**Supplied data**
########################################

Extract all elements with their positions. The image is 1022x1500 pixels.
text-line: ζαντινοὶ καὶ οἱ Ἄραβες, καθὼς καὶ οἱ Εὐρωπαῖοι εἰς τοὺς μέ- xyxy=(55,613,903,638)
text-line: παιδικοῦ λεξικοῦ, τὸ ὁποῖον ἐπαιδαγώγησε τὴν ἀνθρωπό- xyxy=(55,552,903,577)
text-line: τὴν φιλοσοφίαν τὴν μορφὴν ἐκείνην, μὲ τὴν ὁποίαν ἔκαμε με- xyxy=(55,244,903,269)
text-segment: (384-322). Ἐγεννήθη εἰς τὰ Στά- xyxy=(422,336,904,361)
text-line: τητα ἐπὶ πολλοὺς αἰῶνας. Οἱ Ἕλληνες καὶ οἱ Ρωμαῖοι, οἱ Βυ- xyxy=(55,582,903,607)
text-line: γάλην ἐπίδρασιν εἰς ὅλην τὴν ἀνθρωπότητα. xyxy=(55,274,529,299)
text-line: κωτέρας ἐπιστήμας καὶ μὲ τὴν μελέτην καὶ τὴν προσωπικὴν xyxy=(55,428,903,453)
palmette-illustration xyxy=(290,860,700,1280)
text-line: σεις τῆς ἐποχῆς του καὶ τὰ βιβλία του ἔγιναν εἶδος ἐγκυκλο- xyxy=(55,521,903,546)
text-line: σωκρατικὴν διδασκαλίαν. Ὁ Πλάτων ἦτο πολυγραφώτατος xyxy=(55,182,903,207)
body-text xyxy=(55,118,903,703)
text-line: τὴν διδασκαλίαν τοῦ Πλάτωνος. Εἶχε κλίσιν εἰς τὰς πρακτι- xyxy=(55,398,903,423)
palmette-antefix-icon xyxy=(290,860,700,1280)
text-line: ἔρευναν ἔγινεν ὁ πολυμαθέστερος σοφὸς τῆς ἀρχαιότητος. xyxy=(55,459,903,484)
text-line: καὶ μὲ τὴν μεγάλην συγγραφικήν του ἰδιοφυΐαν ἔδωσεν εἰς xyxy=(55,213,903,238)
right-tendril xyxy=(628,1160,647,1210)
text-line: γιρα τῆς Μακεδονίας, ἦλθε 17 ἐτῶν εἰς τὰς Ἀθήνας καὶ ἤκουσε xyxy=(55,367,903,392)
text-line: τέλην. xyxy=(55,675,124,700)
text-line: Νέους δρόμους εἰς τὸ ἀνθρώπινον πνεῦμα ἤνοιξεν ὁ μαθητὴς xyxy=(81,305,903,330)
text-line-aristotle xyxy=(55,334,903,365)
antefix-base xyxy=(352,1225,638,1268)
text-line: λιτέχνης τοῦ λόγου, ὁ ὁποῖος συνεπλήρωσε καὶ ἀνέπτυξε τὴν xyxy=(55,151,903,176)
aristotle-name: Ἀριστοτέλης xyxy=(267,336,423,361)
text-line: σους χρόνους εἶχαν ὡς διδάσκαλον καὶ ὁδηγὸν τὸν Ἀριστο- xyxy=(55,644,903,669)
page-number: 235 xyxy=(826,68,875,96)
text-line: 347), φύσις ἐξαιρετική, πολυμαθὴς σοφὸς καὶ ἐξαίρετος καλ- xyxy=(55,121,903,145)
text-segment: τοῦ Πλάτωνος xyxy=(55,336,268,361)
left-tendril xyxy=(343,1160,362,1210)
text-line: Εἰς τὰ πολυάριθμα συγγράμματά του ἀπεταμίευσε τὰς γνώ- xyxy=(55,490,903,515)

########################################

**Job**
Output every line of the records above as a numbered list, skipping any blank lines.

**Solution**
1. Extract all elements with their positions. The image is 1022x1500 pixels.
2. text-line: ζαντινοὶ καὶ οἱ Ἄραβες, καθὼς καὶ οἱ Εὐρωπαῖοι εἰς τοὺς μέ- xyxy=(55,613,903,638)
3. text-line: παιδικοῦ λεξικοῦ, τὸ ὁποῖον ἐπαιδαγώγησε τὴν ἀνθρωπό- xyxy=(55,552,903,577)
4. text-line: τὴν φιλοσοφίαν τὴν μορφὴν ἐκείνην, μὲ τὴν ὁποίαν ἔκαμε με- xyxy=(55,244,903,269)
5. text-segment: (384-322). Ἐγεννήθη εἰς τὰ Στά- xyxy=(422,336,904,361)
6. text-line: τητα ἐπὶ πολλοὺς αἰῶνας. Οἱ Ἕλληνες καὶ οἱ Ρωμαῖοι, οἱ Βυ- xyxy=(55,582,903,607)
7. text-line: γάλην ἐπίδρασιν εἰς ὅλην τὴν ἀνθρωπότητα. xyxy=(55,274,529,299)
8. text-line: κωτέρας ἐπιστήμας καὶ μὲ τὴν μελέτην καὶ τὴν προσωπικὴν xyxy=(55,428,903,453)
9. palmette-illustration xyxy=(290,860,700,1280)
10. text-line: σεις τῆς ἐποχῆς του καὶ τὰ βιβλία του ἔγιναν εἶδος ἐγκυκλο- xyxy=(55,521,903,546)
11. text-line: σωκρατικὴν διδασκαλίαν. Ὁ Πλάτων ἦτο πολυγραφώτατος xyxy=(55,182,903,207)
12. body-text xyxy=(55,118,903,703)
13. text-line: τὴν διδασκαλίαν τοῦ Πλάτωνος. Εἶχε κλίσιν εἰς τὰς πρακτι- xyxy=(55,398,903,423)
14. palmette-antefix-icon xyxy=(290,860,700,1280)
15. text-line: ἔρευναν ἔγινεν ὁ πολυμαθέστερος σοφὸς τῆς ἀρχαιότητος. xyxy=(55,459,903,484)
16. text-line: καὶ μὲ τὴν μεγάλην συγγραφικήν του ἰδιοφυΐαν ἔδωσεν εἰς xyxy=(55,213,903,238)
17. right-tendril xyxy=(628,1160,647,1210)
18. text-line: γιρα τῆς Μακεδονίας, ἦλθε 17 ἐτῶν εἰς τὰς Ἀθήνας καὶ ἤκουσε xyxy=(55,367,903,392)
19. text-line: τέλην. xyxy=(55,675,124,700)
20. text-line: Νέους δρόμους εἰς τὸ ἀνθρώπινον πνεῦμα ἤνοιξεν ὁ μαθητὴς xyxy=(81,305,903,330)
21. text-line-aristotle xyxy=(55,334,903,365)
22. antefix-base xyxy=(352,1225,638,1268)
23. text-line: λιτέχνης τοῦ λόγου, ὁ ὁποῖος συνεπλήρωσε καὶ ἀνέπτυξε τὴν xyxy=(55,151,903,176)
24. aristotle-name: Ἀριστοτέλης xyxy=(267,336,423,361)
25. text-line: σους χρόνους εἶχαν ὡς διδάσκαλον καὶ ὁδηγὸν τὸν Ἀριστο- xyxy=(55,644,903,669)
26. page-number: 235 xyxy=(826,68,875,96)
27. text-line: 347), φύσις ἐξαιρετική, πολυμαθὴς σοφὸς καὶ ἐξαίρετος καλ- xyxy=(55,121,903,145)
28. text-segment: τοῦ Πλάτωνος xyxy=(55,336,268,361)
29. left-tendril xyxy=(343,1160,362,1210)
30. text-line: Εἰς τὰ πολυάριθμα συγγράμματά του ἀπεταμίευσε τὰς γνώ- xyxy=(55,490,903,515)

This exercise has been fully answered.